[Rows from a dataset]
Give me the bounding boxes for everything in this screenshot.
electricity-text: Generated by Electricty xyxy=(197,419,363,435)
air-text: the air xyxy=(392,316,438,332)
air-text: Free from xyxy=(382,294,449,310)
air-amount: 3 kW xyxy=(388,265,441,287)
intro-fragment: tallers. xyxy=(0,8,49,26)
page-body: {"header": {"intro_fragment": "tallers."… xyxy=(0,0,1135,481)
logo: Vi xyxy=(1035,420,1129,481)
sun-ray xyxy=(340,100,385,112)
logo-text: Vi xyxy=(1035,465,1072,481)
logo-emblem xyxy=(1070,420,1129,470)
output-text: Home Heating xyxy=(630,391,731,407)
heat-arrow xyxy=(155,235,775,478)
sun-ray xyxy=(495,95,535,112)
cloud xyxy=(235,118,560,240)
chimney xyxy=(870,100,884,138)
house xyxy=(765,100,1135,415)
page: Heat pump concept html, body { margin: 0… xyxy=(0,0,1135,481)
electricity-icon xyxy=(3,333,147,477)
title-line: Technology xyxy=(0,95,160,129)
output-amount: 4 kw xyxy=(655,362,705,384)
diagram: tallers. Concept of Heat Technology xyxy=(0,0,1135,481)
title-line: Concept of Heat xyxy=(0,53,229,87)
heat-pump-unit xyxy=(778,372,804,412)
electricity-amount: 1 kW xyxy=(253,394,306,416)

[Problem description]: Express the entries as a JSON list of strings, with one string for each line and blank lines omitted.

[Final result]:
[
  "Give me the bounding boxes for everything in this screenshot.",
  "electricity-text: Generated by Electricty xyxy=(197,419,363,435)",
  "air-text: the air xyxy=(392,316,438,332)",
  "air-text: Free from xyxy=(382,294,449,310)",
  "air-amount: 3 kW xyxy=(388,265,441,287)",
  "intro-fragment: tallers. xyxy=(0,8,49,26)",
  "page-body: {\"header\": {\"intro_fragment\": \"tallers.\"… xyxy=(0,0,1135,481)",
  "logo: Vi xyxy=(1035,420,1129,481)",
  "sun-ray xyxy=(340,100,385,112)",
  "logo-text: Vi xyxy=(1035,465,1072,481)",
  "logo-emblem xyxy=(1070,420,1129,470)",
  "output-text: Home Heating xyxy=(630,391,731,407)",
  "heat-arrow xyxy=(155,235,775,478)",
  "sun-ray xyxy=(495,95,535,112)",
  "cloud xyxy=(235,118,560,240)",
  "chimney xyxy=(870,100,884,138)",
  "house xyxy=(765,100,1135,415)",
  "page: Heat pump concept html, body { margin: 0… xyxy=(0,0,1135,481)",
  "electricity-icon xyxy=(3,333,147,477)",
  "title-line: Technology xyxy=(0,95,160,129)",
  "output-amount: 4 kw xyxy=(655,362,705,384)",
  "diagram: tallers. Concept of Heat Technology xyxy=(0,0,1135,481)",
  "title-line: Concept of Heat xyxy=(0,53,229,87)",
  "heat-pump-unit xyxy=(778,372,804,412)",
  "electricity-amount: 1 kW xyxy=(253,394,306,416)"
]